## Task to complete
Reproduce every record exactly as it appears, but not the pictures.

start Information shown

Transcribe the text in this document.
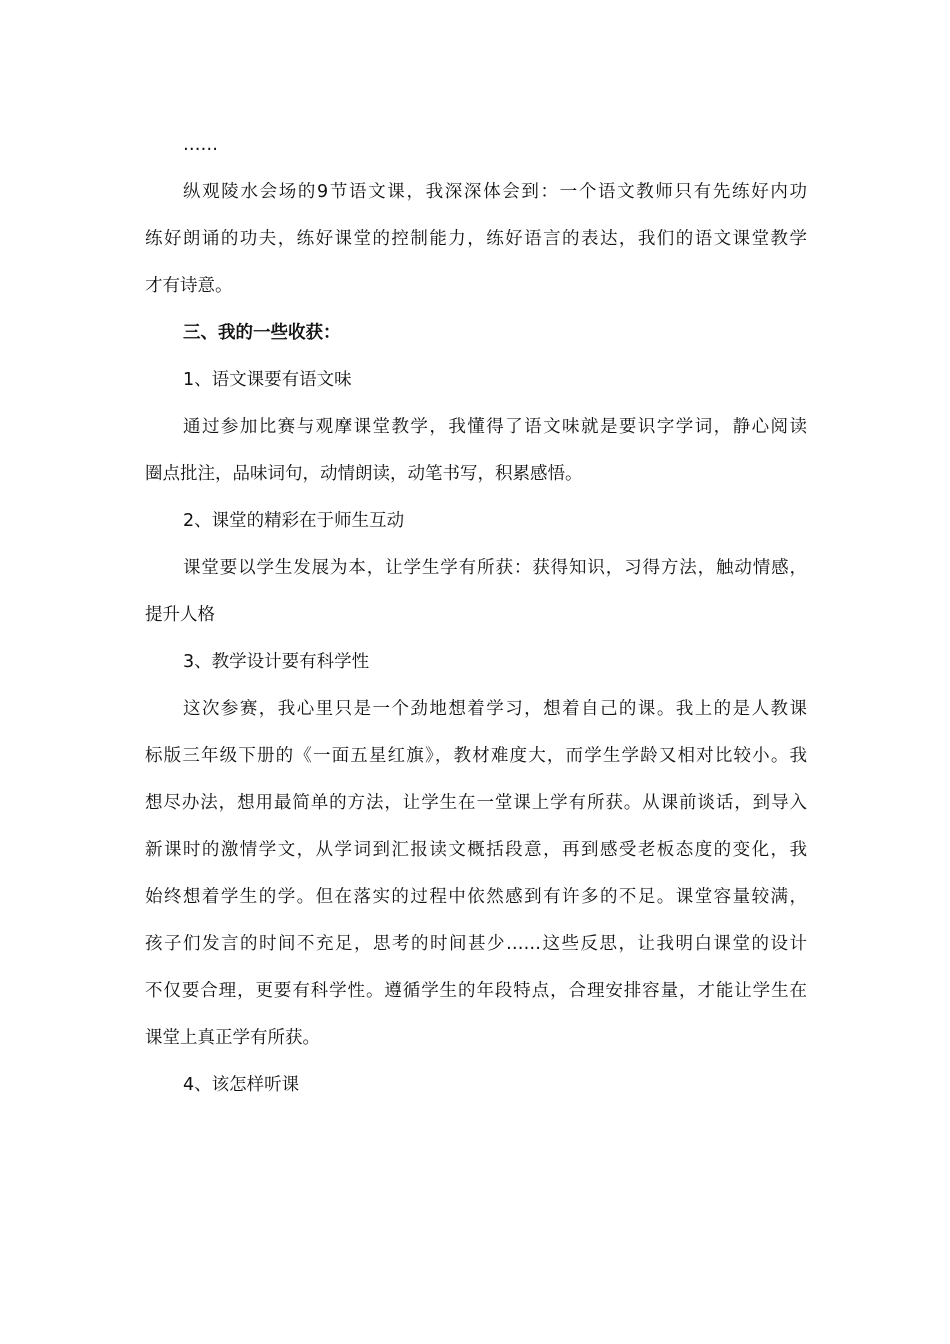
……

纵观陵水会场的9节语文课，我深深体会到：一个语文教师只有先练好内功

练好朗诵的功夫，练好课堂的控制能力，练好语言的表达，我们的语文课堂教学

才有诗意。

三、我的一些收获：

1、语文课要有语文味

通过参加比赛与观摩课堂教学，我懂得了语文味就是要识字学词，静心阅读

圈点批注，品味词句，动情朗读，动笔书写，积累感悟。

2、课堂的精彩在于师生互动

课堂要以学生发展为本，让学生学有所获：获得知识，习得方法，触动情感，

提升人格

3、教学设计要有科学性

这次参赛，我心里只是一个劲地想着学习，想着自己的课。我上的是人教课

标版三年级下册的《一面五星红旗》，教材难度大，而学生学龄又相对比较小。我

想尽办法，想用最简单的方法，让学生在一堂课上学有所获。从课前谈话，到导入

新课时的激情学文，从学词到汇报读文概括段意，再到感受老板态度的变化，我

始终想着学生的学。但在落实的过程中依然感到有许多的不足。课堂容量较满，

孩子们发言的时间不充足，思考的时间甚少……这些反思，让我明白课堂的设计

不仅要合理，更要有科学性。遵循学生的年段特点，合理安排容量，才能让学生在

课堂上真正学有所获。

4、该怎样听课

end Information shown

## Result below
Transcribe the text in this document.
……

纵观陵水会场的9节语文课，我深深体会到：一个语文教师只有先练好内功

练好朗诵的功夫，练好课堂的控制能力，练好语言的表达，我们的语文课堂教学

才有诗意。

三、我的一些收获：

1、语文课要有语文味

通过参加比赛与观摩课堂教学，我懂得了语文味就是要识字学词，静心阅读

圈点批注，品味词句，动情朗读，动笔书写，积累感悟。

2、课堂的精彩在于师生互动

课堂要以学生发展为本，让学生学有所获：获得知识，习得方法，触动情感，

提升人格

3、教学设计要有科学性

这次参赛，我心里只是一个劲地想着学习，想着自己的课。我上的是人教课

标版三年级下册的《一面五星红旗》，教材难度大，而学生学龄又相对比较小。我

想尽办法，想用最简单的方法，让学生在一堂课上学有所获。从课前谈话，到导入

新课时的激情学文，从学词到汇报读文概括段意，再到感受老板态度的变化，我

始终想着学生的学。但在落实的过程中依然感到有许多的不足。课堂容量较满，

孩子们发言的时间不充足，思考的时间甚少……这些反思，让我明白课堂的设计

不仅要合理，更要有科学性。遵循学生的年段特点，合理安排容量，才能让学生在

课堂上真正学有所获。

4、该怎样听课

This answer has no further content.